I walked past my bedroom wall some days ago, a wall that has the poster from 2yrs ago of Jessi (my 1st runner), myself, and sweet Ben whom also had a form of my MPS and whose family I hold dear. Ben was a part of my RfR Team the past couple yrs and always holds a special place in my heart. I was reminded again seeing this poster I really needed to sit down and write this post/Patient story before next wk.
This being my 4th year (on the Team), I am as excited this year as I was my 1st year. Excited to be partnered with Sarah and looking fwd to cheering for Sarah, TEAM MPS, and for Sarah’s daughter Madi for TEAM CCHS. – We are a mighty Team this yr., TEAM MPS/CCHS!
I’ve been thinking of writing this for some time now and it truly was walking past that poster that made me quickly stop and jot down a few thoughts I’ve had sitting on my phone for this so I would finally write this and share a little about what RfRD has meant and con’t to mean for my walk with a chronic, very involved diagnosis.
This past winter and spring have been trying in some very different ways for my health and MPS issues, to my Team (a huge and very difficult change happening soon) and some uncertain but necessary surgeries and medical decisions I faced and continue to face. Coming up on the Marathon next wk, getting to know my runner has been a highlight I’ve really held on to.
+ + + +
• [TASK ITEM]: Pick up the post above about the RfR Team and the upcoming Marathon, continuing it from its last sentence.

• [Excerpts from a dataset]:
+ + + +
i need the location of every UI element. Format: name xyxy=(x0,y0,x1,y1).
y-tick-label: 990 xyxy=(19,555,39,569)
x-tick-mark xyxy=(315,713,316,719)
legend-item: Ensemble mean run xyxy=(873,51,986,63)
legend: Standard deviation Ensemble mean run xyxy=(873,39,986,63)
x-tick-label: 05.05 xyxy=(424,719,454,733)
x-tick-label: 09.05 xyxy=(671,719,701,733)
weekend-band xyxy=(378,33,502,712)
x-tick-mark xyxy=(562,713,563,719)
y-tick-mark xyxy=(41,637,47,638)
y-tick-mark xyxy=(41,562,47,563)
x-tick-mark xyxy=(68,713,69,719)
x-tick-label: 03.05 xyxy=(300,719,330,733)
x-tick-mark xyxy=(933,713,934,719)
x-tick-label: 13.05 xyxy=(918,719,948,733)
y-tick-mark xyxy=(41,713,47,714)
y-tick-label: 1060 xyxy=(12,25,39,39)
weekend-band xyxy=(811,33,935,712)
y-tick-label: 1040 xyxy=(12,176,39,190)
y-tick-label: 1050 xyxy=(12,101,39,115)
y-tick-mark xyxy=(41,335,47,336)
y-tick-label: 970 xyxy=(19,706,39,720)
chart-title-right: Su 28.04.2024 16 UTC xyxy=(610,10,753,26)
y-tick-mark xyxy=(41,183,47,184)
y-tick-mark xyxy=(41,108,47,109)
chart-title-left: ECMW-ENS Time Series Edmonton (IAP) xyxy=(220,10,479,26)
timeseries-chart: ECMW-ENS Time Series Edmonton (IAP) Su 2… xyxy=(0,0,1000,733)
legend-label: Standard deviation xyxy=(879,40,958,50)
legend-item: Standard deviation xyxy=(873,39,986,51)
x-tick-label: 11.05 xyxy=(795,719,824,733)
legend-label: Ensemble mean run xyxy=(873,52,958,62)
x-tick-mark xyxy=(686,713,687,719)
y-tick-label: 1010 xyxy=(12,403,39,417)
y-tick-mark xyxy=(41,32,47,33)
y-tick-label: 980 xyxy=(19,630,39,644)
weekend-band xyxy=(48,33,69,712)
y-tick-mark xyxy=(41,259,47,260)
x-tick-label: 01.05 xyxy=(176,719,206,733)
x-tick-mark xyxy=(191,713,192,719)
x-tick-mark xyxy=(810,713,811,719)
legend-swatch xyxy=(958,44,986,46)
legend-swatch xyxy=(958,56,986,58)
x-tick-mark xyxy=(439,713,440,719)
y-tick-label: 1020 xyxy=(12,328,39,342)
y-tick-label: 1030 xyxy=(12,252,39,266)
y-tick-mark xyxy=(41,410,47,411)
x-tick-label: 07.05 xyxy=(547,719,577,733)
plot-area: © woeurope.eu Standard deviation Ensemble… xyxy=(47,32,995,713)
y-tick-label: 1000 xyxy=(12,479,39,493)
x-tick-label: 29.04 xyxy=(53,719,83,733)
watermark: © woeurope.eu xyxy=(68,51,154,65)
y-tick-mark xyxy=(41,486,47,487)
+ + + +
• [EXERCISE RESPONSE]:
It has been difficult trying to sort out some of the changes coming to my medical team, the loss of a key Provider (Peds Neurosurgeon) and trying to not worry about this all and worry if the new, replacement Neurosurgeon will be as good or caring. Honestly having had the Marathon to look fwd to, chatting with my runner (Sarah) this year has been a good distraction and especially because we both know ultra-orphan rare diseases so very well. We both know the distressing nature of losing the very best Providers and worrying how it will work out. Perhaps unknowingly on her part Sarah has been a good support and a good person during the very time I’ve really struggled with this looming change and uncertainty. She’s helped me when I’ve struggled with symptoms and we’ve both talked often about things in our rare disease worlds we wish where just a little different.
I’ve been able to bounce thoughts off of Sarah; she’s bounced ides off of me. We both understand this all bc she’s been through the very same uncertainties and struggles with her daughter Madi and I’ve been through it before. I think what I found from Sarah is she really understands some Providers just provide a bigger, more key role and are great advocates for our care so to lose that is a loss that’s hard to fathom and not one we easily know how to replace no matter the specialty.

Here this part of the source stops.